● Task brief:
Quote the listing below in its entirety, omitting every image.

[Data entries]
[BEGIN]
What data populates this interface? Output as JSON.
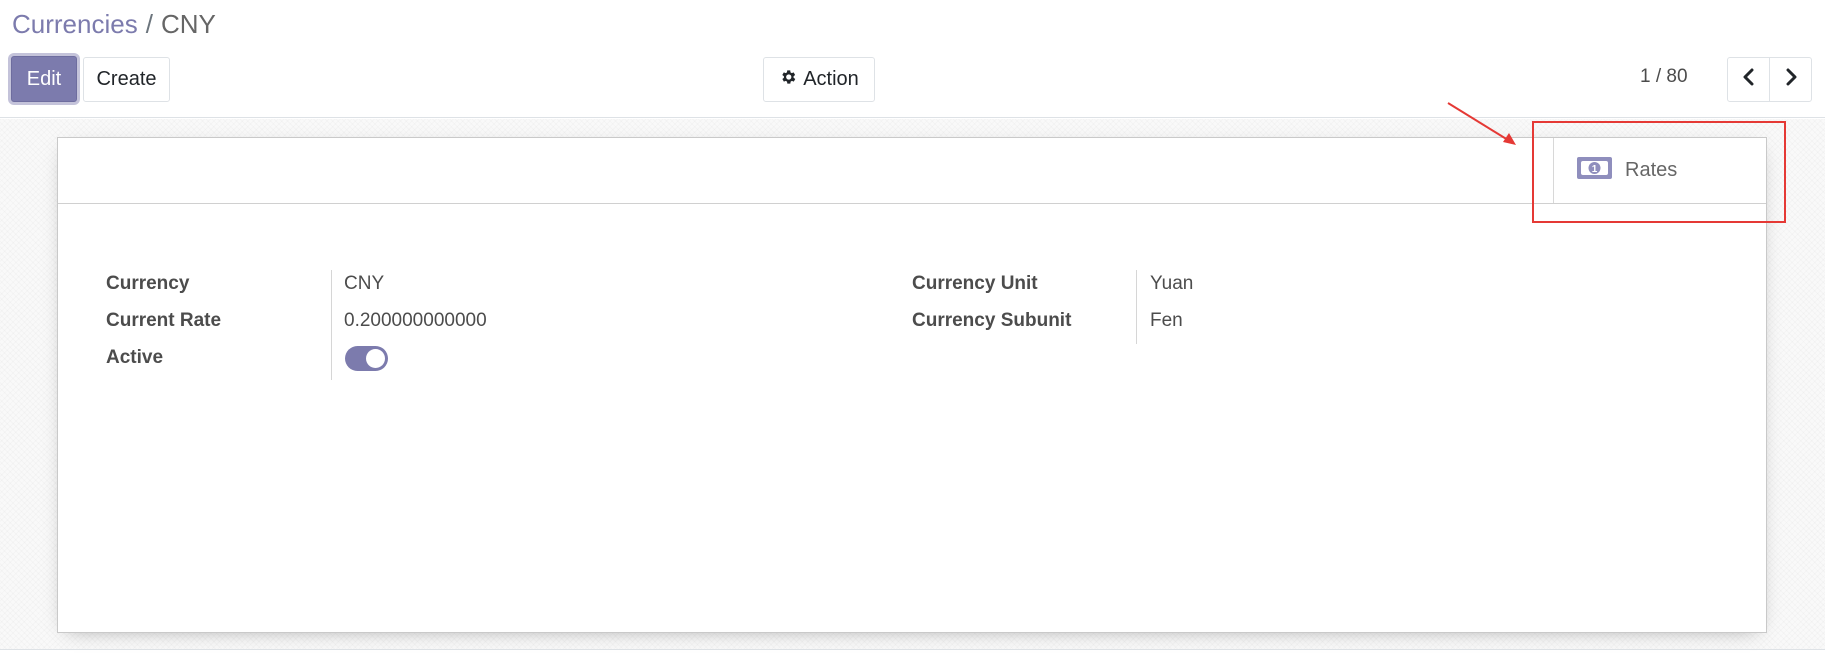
{
  "breadcrumb": {
    "parent": "Currencies",
    "separator": "/",
    "current": "CNY"
  },
  "toolbar": {
    "edit_label": "Edit",
    "create_label": "Create",
    "action_label": "Action",
    "action_icon": "gear-icon"
  },
  "pager": {
    "value": "1 / 80",
    "prev_icon": "chevron-left-icon",
    "next_icon": "chevron-right-icon"
  },
  "smart_buttons": {
    "rates_label": "Rates",
    "rates_icon": "money-icon"
  },
  "form": {
    "currency_label": "Currency",
    "currency_value": "CNY",
    "current_rate_label": "Current Rate",
    "current_rate_value": "0.200000000000",
    "active_label": "Active",
    "active_value": true,
    "currency_unit_label": "Currency Unit",
    "currency_unit_value": "Yuan",
    "currency_subunit_label": "Currency Subunit",
    "currency_subunit_value": "Fen"
  },
  "colors": {
    "primary": "#7c7bad",
    "annotation": "#e53935"
  }
}
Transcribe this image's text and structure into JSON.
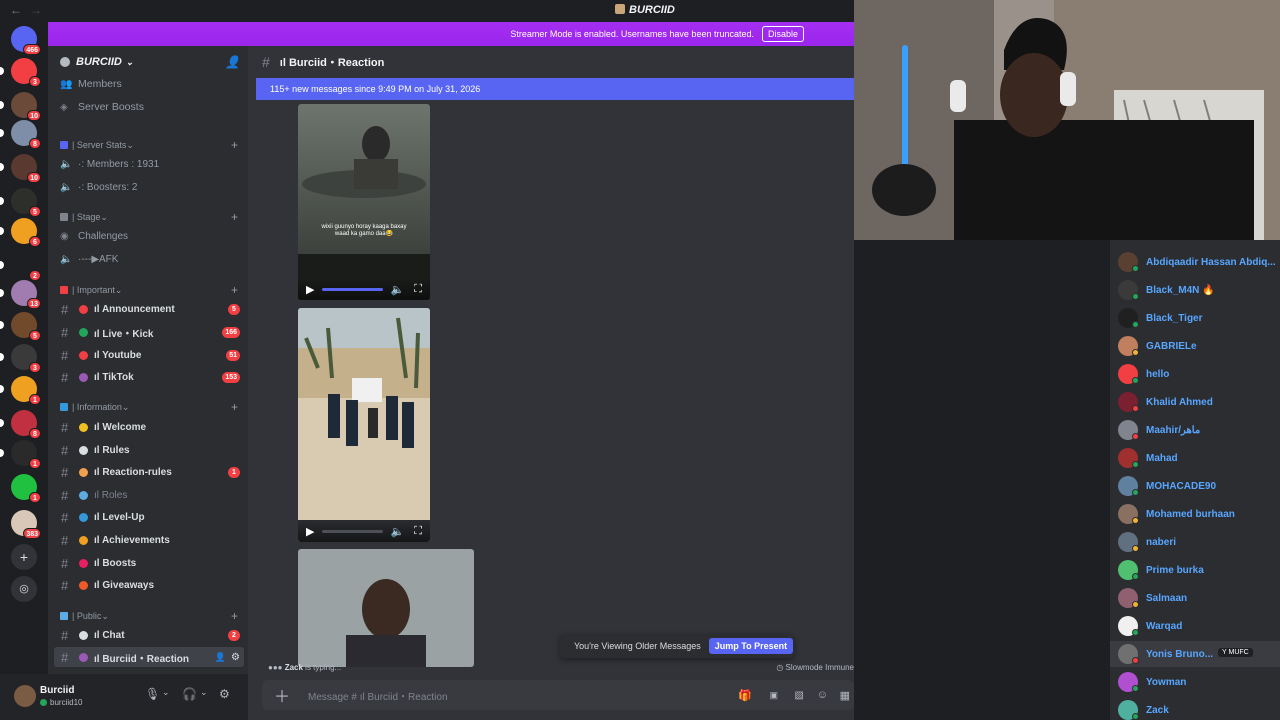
{
  "window": {
    "title": "BURCIID"
  },
  "streamer_banner": {
    "text": "Streamer Mode is enabled. Usernames have been truncated.",
    "button": "Disable"
  },
  "guilds": [
    {
      "color": "#5865f2",
      "badge": "466"
    },
    {
      "color": "#f23f43",
      "badge": "3"
    },
    {
      "color": "#6b4a3a",
      "badge": "10"
    },
    {
      "color": "#7f8ea8",
      "badge": "8"
    },
    {
      "color": "#5a3a30",
      "badge": "10"
    },
    {
      "color": "#2d2f2a",
      "badge": "5"
    },
    {
      "color": "#f0a020",
      "badge": "6"
    },
    {
      "color": "#1e1f22",
      "badge": "2"
    },
    {
      "color": "#a07cb0",
      "badge": "13"
    },
    {
      "color": "#704a2a",
      "badge": "5"
    },
    {
      "color": "#3a3a3a",
      "badge": "3"
    },
    {
      "color": "#f0a020",
      "badge": "1"
    },
    {
      "color": "#c03040",
      "badge": "8"
    },
    {
      "color": "#2a2a2a",
      "badge": "1"
    },
    {
      "color": "#20c040",
      "badge": "1"
    },
    {
      "color": "#d9c8b8",
      "badge": "383"
    }
  ],
  "server": {
    "name": "BURCIID"
  },
  "sidebar": {
    "top": [
      {
        "label": "Members"
      },
      {
        "label": "Server Boosts"
      }
    ],
    "server_stats": {
      "category": "| Server Stats",
      "items": [
        "·: Members : 1931",
        "·: Boosters: 2"
      ]
    },
    "stage": {
      "category": "| Stage",
      "items": [
        "Challenges",
        "·---▶AFK"
      ]
    },
    "important": {
      "category": "| Important",
      "items": [
        {
          "label": "ıl Announcement",
          "badge": "5",
          "color": "#f23f43"
        },
        {
          "label": "ıl Live・Kick",
          "badge": "166",
          "color": "#23a55a"
        },
        {
          "label": "ıl Youtube",
          "badge": "51",
          "color": "#f23f43"
        },
        {
          "label": "ıl TikTok",
          "badge": "153",
          "color": "#9b59b6"
        }
      ]
    },
    "information": {
      "category": "| Information",
      "items": [
        {
          "label": "ıl Welcome",
          "badge": "",
          "color": "#f0c020",
          "muted": false
        },
        {
          "label": "ıl Rules",
          "badge": "",
          "color": "#dbdee1",
          "muted": false
        },
        {
          "label": "ıl Reaction-rules",
          "badge": "1",
          "color": "#f0a050",
          "muted": false
        },
        {
          "label": "ıl Roles",
          "badge": "",
          "color": "#5dade2",
          "muted": true
        },
        {
          "label": "ıl Level-Up",
          "badge": "",
          "color": "#3498db",
          "muted": false
        },
        {
          "label": "ıl Achievements",
          "badge": "",
          "color": "#f0a020",
          "muted": false
        },
        {
          "label": "ıl Boosts",
          "badge": "",
          "color": "#e91e63",
          "muted": false
        },
        {
          "label": "ıl Giveaways",
          "badge": "",
          "color": "#f05a28",
          "muted": false
        }
      ]
    },
    "public": {
      "category": "| Public",
      "items": [
        {
          "label": "ıl Chat",
          "badge": "2",
          "color": "#dbdee1"
        },
        {
          "label": "ıl Burciid・Reaction",
          "badge": "",
          "color": "#9b59b6"
        }
      ]
    }
  },
  "user": {
    "name": "Burciid",
    "tag": "burciid10"
  },
  "chat": {
    "channel": "ıl Burciid・Reaction",
    "new_messages": "115+ new messages since 9:49 PM on July 31, 2026",
    "video1_caption": "wixii guunyo horay kaaga baxay waad ka gamo daa😂",
    "older_text": "You're Viewing Older Messages",
    "jump_label": "Jump To Present",
    "typing_user": "Zack",
    "typing_text": " is typing...",
    "slowmode": "Slowmode Immune",
    "composer_placeholder": "Message # ıl Burciid・Reaction"
  },
  "members": [
    {
      "name": "Abdiqaadir Hassan Abdiq...",
      "color": "#5a4030",
      "status": "#23a55a"
    },
    {
      "name": "Black_M4N 🔥",
      "color": "#3a3a3a",
      "status": "#23a55a"
    },
    {
      "name": "Black_Tiger",
      "color": "#202020",
      "status": "#23a55a"
    },
    {
      "name": "GABRIELe",
      "color": "#c08060",
      "status": "#f0b232"
    },
    {
      "name": "hello",
      "color": "#f23f43",
      "status": "#23a55a"
    },
    {
      "name": "Khalid Ahmed",
      "color": "#7a2030",
      "status": "#f23f43"
    },
    {
      "name": "Maahir/ماهر",
      "color": "#80848e",
      "status": "#f23f43"
    },
    {
      "name": "Mahad",
      "color": "#a03030",
      "status": "#23a55a"
    },
    {
      "name": "MOHACADE90",
      "color": "#6080a0",
      "status": "#23a55a"
    },
    {
      "name": "Mohamed burhaan",
      "color": "#8a7060",
      "status": "#f0b232"
    },
    {
      "name": "naberi",
      "color": "#607080",
      "status": "#f0b232"
    },
    {
      "name": "Prime burka",
      "color": "#50c070",
      "status": "#23a55a"
    },
    {
      "name": "Salmaan",
      "color": "#906070",
      "status": "#f0b232"
    },
    {
      "name": "Warqad",
      "color": "#f0f0f0",
      "status": "#23a55a"
    },
    {
      "name": "Yonis Bruno...",
      "color": "#707070",
      "status": "#f23f43",
      "tag": "Y MUFC"
    },
    {
      "name": "Yowman",
      "color": "#b050d0",
      "status": "#23a55a"
    },
    {
      "name": "Zack",
      "color": "#50b0a0",
      "status": "#23a55a"
    }
  ]
}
[END]
● Exercise result:
What data populates this interface? Output as JSON.
{
  "breadcrumb": {
    "parent": "Currencies",
    "separator": "/",
    "current": "CNY"
  },
  "toolbar": {
    "edit_label": "Edit",
    "create_label": "Create",
    "action_label": "Action",
    "action_icon": "gear-icon"
  },
  "pager": {
    "value": "1 / 80",
    "prev_icon": "chevron-left-icon",
    "next_icon": "chevron-right-icon"
  },
  "smart_buttons": {
    "rates_label": "Rates",
    "rates_icon": "money-icon"
  },
  "form": {
    "currency_label": "Currency",
    "currency_value": "CNY",
    "current_rate_label": "Current Rate",
    "current_rate_value": "0.200000000000",
    "active_label": "Active",
    "active_value": true,
    "currency_unit_label": "Currency Unit",
    "currency_unit_value": "Yuan",
    "currency_subunit_label": "Currency Subunit",
    "currency_subunit_value": "Fen"
  },
  "colors": {
    "primary": "#7c7bad",
    "annotation": "#e53935"
  }
}
Transcribe this image's text and structure into JSON.
{
  "window": {
    "title": "BURCIID"
  },
  "streamer_banner": {
    "text": "Streamer Mode is enabled. Usernames have been truncated.",
    "button": "Disable"
  },
  "guilds": [
    {
      "color": "#5865f2",
      "badge": "466"
    },
    {
      "color": "#f23f43",
      "badge": "3"
    },
    {
      "color": "#6b4a3a",
      "badge": "10"
    },
    {
      "color": "#7f8ea8",
      "badge": "8"
    },
    {
      "color": "#5a3a30",
      "badge": "10"
    },
    {
      "color": "#2d2f2a",
      "badge": "5"
    },
    {
      "color": "#f0a020",
      "badge": "6"
    },
    {
      "color": "#1e1f22",
      "badge": "2"
    },
    {
      "color": "#a07cb0",
      "badge": "13"
    },
    {
      "color": "#704a2a",
      "badge": "5"
    },
    {
      "color": "#3a3a3a",
      "badge": "3"
    },
    {
      "color": "#f0a020",
      "badge": "1"
    },
    {
      "color": "#c03040",
      "badge": "8"
    },
    {
      "color": "#2a2a2a",
      "badge": "1"
    },
    {
      "color": "#20c040",
      "badge": "1"
    },
    {
      "color": "#d9c8b8",
      "badge": "383"
    }
  ],
  "server": {
    "name": "BURCIID"
  },
  "sidebar": {
    "top": [
      {
        "label": "Members"
      },
      {
        "label": "Server Boosts"
      }
    ],
    "server_stats": {
      "category": "| Server Stats",
      "items": [
        "·: Members : 1931",
        "·: Boosters: 2"
      ]
    },
    "stage": {
      "category": "| Stage",
      "items": [
        "Challenges",
        "·---▶AFK"
      ]
    },
    "important": {
      "category": "| Important",
      "items": [
        {
          "label": "ıl Announcement",
          "badge": "5",
          "color": "#f23f43"
        },
        {
          "label": "ıl Live・Kick",
          "badge": "166",
          "color": "#23a55a"
        },
        {
          "label": "ıl Youtube",
          "badge": "51",
          "color": "#f23f43"
        },
        {
          "label": "ıl TikTok",
          "badge": "153",
          "color": "#9b59b6"
        }
      ]
    },
    "information": {
      "category": "| Information",
      "items": [
        {
          "label": "ıl Welcome",
          "badge": "",
          "color": "#f0c020",
          "muted": false
        },
        {
          "label": "ıl Rules",
          "badge": "",
          "color": "#dbdee1",
          "muted": false
        },
        {
          "label": "ıl Reaction-rules",
          "badge": "1",
          "color": "#f0a050",
          "muted": false
        },
        {
          "label": "ıl Roles",
          "badge": "",
          "color": "#5dade2",
          "muted": true
        },
        {
          "label": "ıl Level-Up",
          "badge": "",
          "color": "#3498db",
          "muted": false
        },
        {
          "label": "ıl Achievements",
          "badge": "",
          "color": "#f0a020",
          "muted": false
        },
        {
          "label": "ıl Boosts",
          "badge": "",
          "color": "#e91e63",
          "muted": false
        },
        {
          "label": "ıl Giveaways",
          "badge": "",
          "color": "#f05a28",
          "muted": false
        }
      ]
    },
    "public": {
      "category": "| Public",
      "items": [
        {
          "label": "ıl Chat",
          "badge": "2",
          "color": "#dbdee1"
        },
        {
          "label": "ıl Burciid・Reaction",
          "badge": "",
          "color": "#9b59b6"
        }
      ]
    }
  },
  "user": {
    "name": "Burciid",
    "tag": "burciid10"
  },
  "chat": {
    "channel": "ıl Burciid・Reaction",
    "new_messages": "115+ new messages since 9:49 PM on July 31, 2026",
    "video1_caption": "wixii guunyo horay kaaga baxay waad ka gamo daa😂",
    "older_text": "You're Viewing Older Messages",
    "jump_label": "Jump To Present",
    "typing_user": "Zack",
    "typing_text": " is typing...",
    "slowmode": "Slowmode Immune",
    "composer_placeholder": "Message # ıl Burciid・Reaction"
  },
  "members": [
    {
      "name": "Abdiqaadir Hassan Abdiq...",
      "color": "#5a4030",
      "status": "#23a55a"
    },
    {
      "name": "Black_M4N 🔥",
      "color": "#3a3a3a",
      "status": "#23a55a"
    },
    {
      "name": "Black_Tiger",
      "color": "#202020",
      "status": "#23a55a"
    },
    {
      "name": "GABRIELe",
      "color": "#c08060",
      "status": "#f0b232"
    },
    {
      "name": "hello",
      "color": "#f23f43",
      "status": "#23a55a"
    },
    {
      "name": "Khalid Ahmed",
      "color": "#7a2030",
      "status": "#f23f43"
    },
    {
      "name": "Maahir/ماهر",
      "color": "#80848e",
      "status": "#f23f43"
    },
    {
      "name": "Mahad",
      "color": "#a03030",
      "status": "#23a55a"
    },
    {
      "name": "MOHACADE90",
      "color": "#6080a0",
      "status": "#23a55a"
    },
    {
      "name": "Mohamed burhaan",
      "color": "#8a7060",
      "status": "#f0b232"
    },
    {
      "name": "naberi",
      "color": "#607080",
      "status": "#f0b232"
    },
    {
      "name": "Prime burka",
      "color": "#50c070",
      "status": "#23a55a"
    },
    {
      "name": "Salmaan",
      "color": "#906070",
      "status": "#f0b232"
    },
    {
      "name": "Warqad",
      "color": "#f0f0f0",
      "status": "#23a55a"
    },
    {
      "name": "Yonis Bruno...",
      "color": "#707070",
      "status": "#f23f43",
      "tag": "Y MUFC"
    },
    {
      "name": "Yowman",
      "color": "#b050d0",
      "status": "#23a55a"
    },
    {
      "name": "Zack",
      "color": "#50b0a0",
      "status": "#23a55a"
    }
  ]
}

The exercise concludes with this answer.